Your objective: All of the lines below are to be transcribed faithfully, with pictures excluded from the copy.

####

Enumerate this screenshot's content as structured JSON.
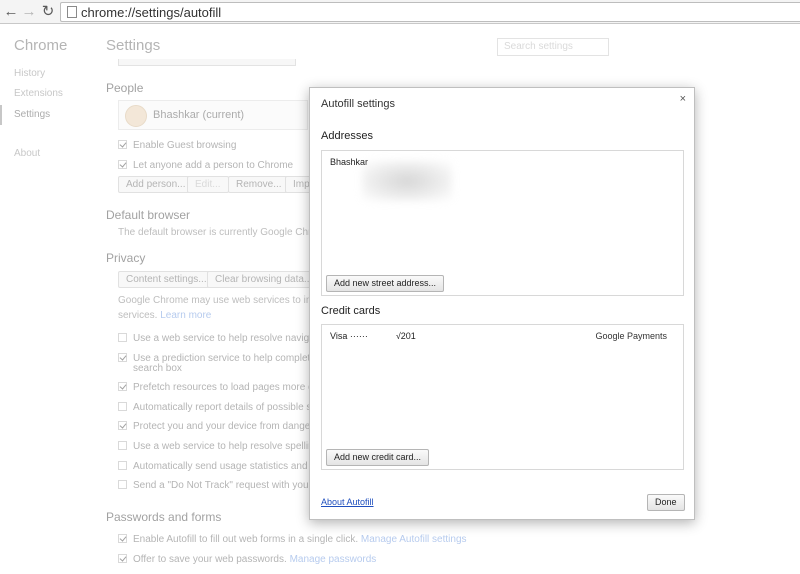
{
  "browser": {
    "back_glyph": "←",
    "forward_glyph": "→",
    "reload_glyph": "↻",
    "url": "chrome://settings/autofill"
  },
  "sidebar": {
    "title": "Chrome",
    "items": [
      {
        "label": "History"
      },
      {
        "label": "Extensions"
      },
      {
        "label": "Settings"
      },
      {
        "label": "About"
      }
    ]
  },
  "settings": {
    "title": "Settings",
    "search_placeholder": "Search settings",
    "people": {
      "heading": "People",
      "current_user": "Bhashkar (current)",
      "enable_guest": "Enable Guest browsing",
      "let_anyone_add": "Let anyone add a person to Chrome",
      "buttons": [
        "Add person...",
        "Edit...",
        "Remove...",
        "Impo"
      ]
    },
    "default_browser": {
      "heading": "Default browser",
      "text": "The default browser is currently Google Chrome."
    },
    "privacy": {
      "heading": "Privacy",
      "buttons": [
        "Content settings...",
        "Clear browsing data..."
      ],
      "text_line1": "Google Chrome may use web services to improve",
      "text_line2": "services.",
      "learn_more": "Learn more",
      "options": [
        {
          "label": "Use a web service to help resolve navigation e",
          "checked": false
        },
        {
          "label": "Use a prediction service to help complete sear",
          "label2": "search box",
          "checked": true
        },
        {
          "label": "Prefetch resources to load pages more quickly",
          "checked": true
        },
        {
          "label": "Automatically report details of possible security",
          "checked": false
        },
        {
          "label": "Protect you and your device from dangerous si",
          "checked": true
        },
        {
          "label": "Use a web service to help resolve spelling erro",
          "checked": false
        },
        {
          "label": "Automatically send usage statistics and crash r",
          "checked": false
        },
        {
          "label": "Send a \"Do Not Track\" request with your brows",
          "checked": false
        }
      ]
    },
    "passwords": {
      "heading": "Passwords and forms",
      "autofill_text": "Enable Autofill to fill out web forms in a single click.",
      "autofill_link": "Manage Autofill settings",
      "passwords_text": "Offer to save your web passwords.",
      "passwords_link": "Manage passwords"
    }
  },
  "dialog": {
    "title": "Autofill settings",
    "close_glyph": "×",
    "addresses": {
      "heading": "Addresses",
      "entries": [
        "Bhashkar"
      ],
      "add_button": "Add new street address..."
    },
    "credit_cards": {
      "heading": "Credit cards",
      "entry_prefix": "Visa ······",
      "entry_suffix": "√201",
      "entry_source": "Google Payments",
      "add_button": "Add new credit card..."
    },
    "about_link": "About Autofill",
    "done_button": "Done"
  }
}
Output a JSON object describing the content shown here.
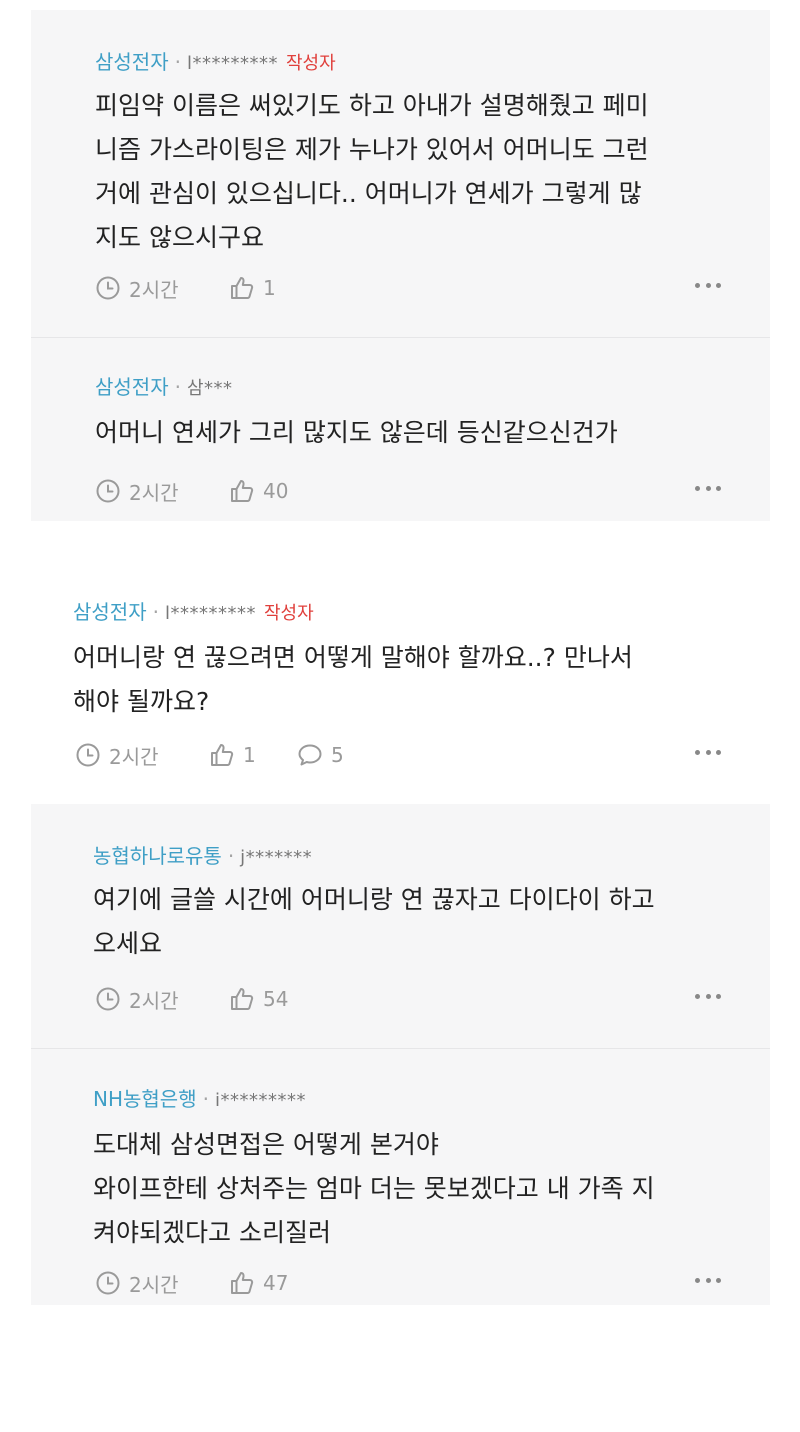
{
  "comments": [
    {
      "author": "삼성전자",
      "separator": "·",
      "user_id": "l*********",
      "badge": "작성자",
      "lines": [
        "피임약 이름은 써있기도 하고 아내가 설명해줬고 페미",
        "니즘 가스라이팅은 제가 누나가 있어서 어머니도 그런",
        "거에 관심이 있으십니다.. 어머니가 연세가 그렇게 많",
        "지도 않으시구요"
      ],
      "time": "2시간",
      "likes": "1"
    },
    {
      "author": "삼성전자",
      "separator": "·",
      "user_id": "삼***",
      "lines": [
        "어머니 연세가 그리 많지도 않은데 등신같으신건가"
      ],
      "time": "2시간",
      "likes": "40"
    },
    {
      "author": "삼성전자",
      "separator": "·",
      "user_id": "l*********",
      "badge": "작성자",
      "lines": [
        "어머니랑 연 끊으려면 어떻게 말해야 할까요..? 만나서",
        "해야 될까요?"
      ],
      "time": "2시간",
      "likes": "1",
      "replies": "5"
    },
    {
      "author": "농협하나로유통",
      "separator": "·",
      "user_id": "j*******",
      "lines": [
        "여기에 글쓸 시간에 어머니랑 연 끊자고 다이다이 하고",
        "오세요"
      ],
      "time": "2시간",
      "likes": "54"
    },
    {
      "author": "NH농협은행",
      "separator": "·",
      "user_id": "i*********",
      "lines": [
        "도대체 삼성면접은 어떻게 본거야",
        "와이프한테 상처주는 엄마 더는 못보겠다고 내 가족 지",
        "켜야되겠다고 소리질러"
      ],
      "time": "2시간",
      "likes": "47"
    }
  ],
  "colors": {
    "author": "#3f9fc6",
    "badge": "#e0403c",
    "reply_bg": "#f6f6f7"
  },
  "icons": {
    "time": "clock-icon",
    "like": "thumbs-up-icon",
    "reply": "speech-bubble-icon",
    "more": "more-dots-icon"
  }
}
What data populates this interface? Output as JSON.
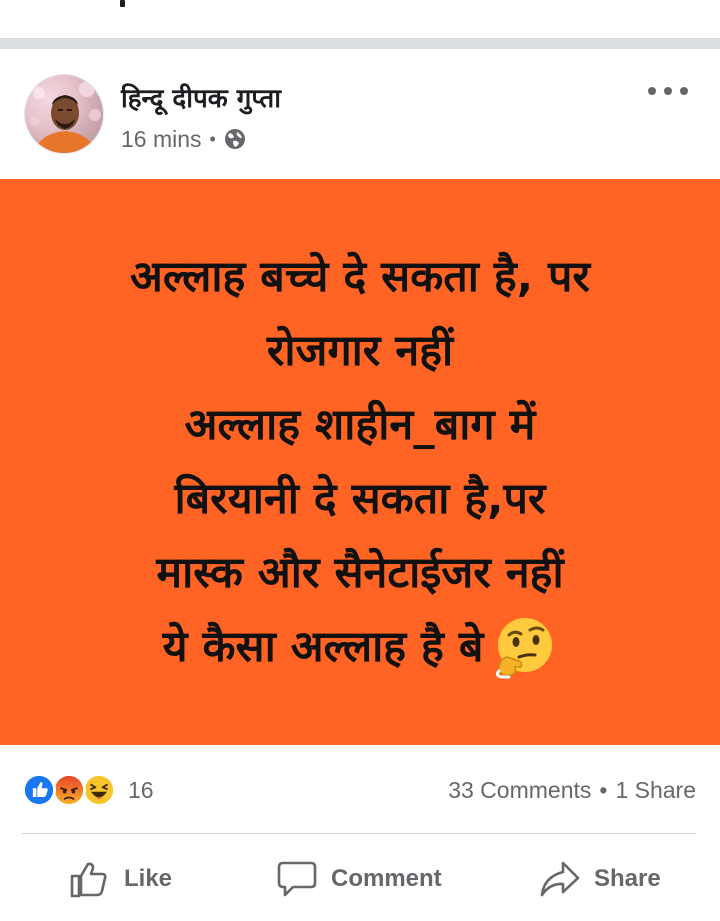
{
  "post": {
    "author": "हिन्दू दीपक गुप्ता",
    "time": "16 mins",
    "separator": "•",
    "privacy_icon": "globe-icon",
    "more_icon": "more-options-icon"
  },
  "image_card": {
    "background_color": "#ff6424",
    "lines": [
      "अल्लाह बच्चे दे सकता है, पर",
      "रोजगार नहीं",
      "अल्लाह शाहीन_बाग में",
      "बिरयानी दे सकता है,पर",
      "मास्क और सैनेटाईजर नहीं",
      "ये कैसा अल्लाह है बे"
    ],
    "emoji": "thinking-face-icon"
  },
  "reactions": {
    "icons": [
      "like-reaction-icon",
      "angry-reaction-icon",
      "haha-reaction-icon"
    ],
    "count": "16",
    "comments": "33 Comments",
    "dot": "•",
    "shares": "1 Share"
  },
  "actions": {
    "like": "Like",
    "comment": "Comment",
    "share": "Share"
  },
  "colors": {
    "facebook_blue": "#1877f2",
    "text_secondary": "#65676b",
    "text_primary": "#1c1e21"
  }
}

####

Correct response:
Enumerate this screenshot's content as structured JSON.
{
  "browser": {
    "back_glyph": "←",
    "forward_glyph": "→",
    "reload_glyph": "↻",
    "url": "chrome://settings/autofill"
  },
  "sidebar": {
    "title": "Chrome",
    "items": [
      {
        "label": "History"
      },
      {
        "label": "Extensions"
      },
      {
        "label": "Settings"
      },
      {
        "label": "About"
      }
    ]
  },
  "settings": {
    "title": "Settings",
    "search_placeholder": "Search settings",
    "people": {
      "heading": "People",
      "current_user": "Bhashkar (current)",
      "enable_guest": "Enable Guest browsing",
      "let_anyone_add": "Let anyone add a person to Chrome",
      "buttons": [
        "Add person...",
        "Edit...",
        "Remove...",
        "Impo"
      ]
    },
    "default_browser": {
      "heading": "Default browser",
      "text": "The default browser is currently Google Chrome."
    },
    "privacy": {
      "heading": "Privacy",
      "buttons": [
        "Content settings...",
        "Clear browsing data..."
      ],
      "text_line1": "Google Chrome may use web services to improve",
      "text_line2": "services.",
      "learn_more": "Learn more",
      "options": [
        {
          "label": "Use a web service to help resolve navigation e",
          "checked": false
        },
        {
          "label": "Use a prediction service to help complete sear",
          "label2": "search box",
          "checked": true
        },
        {
          "label": "Prefetch resources to load pages more quickly",
          "checked": true
        },
        {
          "label": "Automatically report details of possible security",
          "checked": false
        },
        {
          "label": "Protect you and your device from dangerous si",
          "checked": true
        },
        {
          "label": "Use a web service to help resolve spelling erro",
          "checked": false
        },
        {
          "label": "Automatically send usage statistics and crash r",
          "checked": false
        },
        {
          "label": "Send a \"Do Not Track\" request with your brows",
          "checked": false
        }
      ]
    },
    "passwords": {
      "heading": "Passwords and forms",
      "autofill_text": "Enable Autofill to fill out web forms in a single click.",
      "autofill_link": "Manage Autofill settings",
      "passwords_text": "Offer to save your web passwords.",
      "passwords_link": "Manage passwords"
    }
  },
  "dialog": {
    "title": "Autofill settings",
    "close_glyph": "×",
    "addresses": {
      "heading": "Addresses",
      "entries": [
        "Bhashkar"
      ],
      "add_button": "Add new street address..."
    },
    "credit_cards": {
      "heading": "Credit cards",
      "entry_prefix": "Visa ······",
      "entry_suffix": "√201",
      "entry_source": "Google Payments",
      "add_button": "Add new credit card..."
    },
    "about_link": "About Autofill",
    "done_button": "Done"
  }
}
Output a JSON object describing the content shown here.
{
  "comments": [
    {
      "author": "삼성전자",
      "separator": "·",
      "user_id": "l*********",
      "badge": "작성자",
      "lines": [
        "피임약 이름은 써있기도 하고 아내가 설명해줬고 페미",
        "니즘 가스라이팅은 제가 누나가 있어서 어머니도 그런",
        "거에 관심이 있으십니다.. 어머니가 연세가 그렇게 많",
        "지도 않으시구요"
      ],
      "time": "2시간",
      "likes": "1"
    },
    {
      "author": "삼성전자",
      "separator": "·",
      "user_id": "삼***",
      "lines": [
        "어머니 연세가 그리 많지도 않은데 등신같으신건가"
      ],
      "time": "2시간",
      "likes": "40"
    },
    {
      "author": "삼성전자",
      "separator": "·",
      "user_id": "l*********",
      "badge": "작성자",
      "lines": [
        "어머니랑 연 끊으려면 어떻게 말해야 할까요..? 만나서",
        "해야 될까요?"
      ],
      "time": "2시간",
      "likes": "1",
      "replies": "5"
    },
    {
      "author": "농협하나로유통",
      "separator": "·",
      "user_id": "j*******",
      "lines": [
        "여기에 글쓸 시간에 어머니랑 연 끊자고 다이다이 하고",
        "오세요"
      ],
      "time": "2시간",
      "likes": "54"
    },
    {
      "author": "NH농협은행",
      "separator": "·",
      "user_id": "i*********",
      "lines": [
        "도대체 삼성면접은 어떻게 본거야",
        "와이프한테 상처주는 엄마 더는 못보겠다고 내 가족 지",
        "켜야되겠다고 소리질러"
      ],
      "time": "2시간",
      "likes": "47"
    }
  ],
  "colors": {
    "author": "#3f9fc6",
    "badge": "#e0403c",
    "reply_bg": "#f6f6f7"
  },
  "icons": {
    "time": "clock-icon",
    "like": "thumbs-up-icon",
    "reply": "speech-bubble-icon",
    "more": "more-dots-icon"
  }
}
What data populates this interface? Output as JSON.
{
  "post": {
    "author": "हिन्दू दीपक गुप्ता",
    "time": "16 mins",
    "separator": "•",
    "privacy_icon": "globe-icon",
    "more_icon": "more-options-icon"
  },
  "image_card": {
    "background_color": "#ff6424",
    "lines": [
      "अल्लाह बच्चे दे सकता है, पर",
      "रोजगार नहीं",
      "अल्लाह शाहीन_बाग में",
      "बिरयानी दे सकता है,पर",
      "मास्क और सैनेटाईजर नहीं",
      "ये कैसा अल्लाह है बे"
    ],
    "emoji": "thinking-face-icon"
  },
  "reactions": {
    "icons": [
      "like-reaction-icon",
      "angry-reaction-icon",
      "haha-reaction-icon"
    ],
    "count": "16",
    "comments": "33 Comments",
    "dot": "•",
    "shares": "1 Share"
  },
  "actions": {
    "like": "Like",
    "comment": "Comment",
    "share": "Share"
  },
  "colors": {
    "facebook_blue": "#1877f2",
    "text_secondary": "#65676b",
    "text_primary": "#1c1e21"
  }
}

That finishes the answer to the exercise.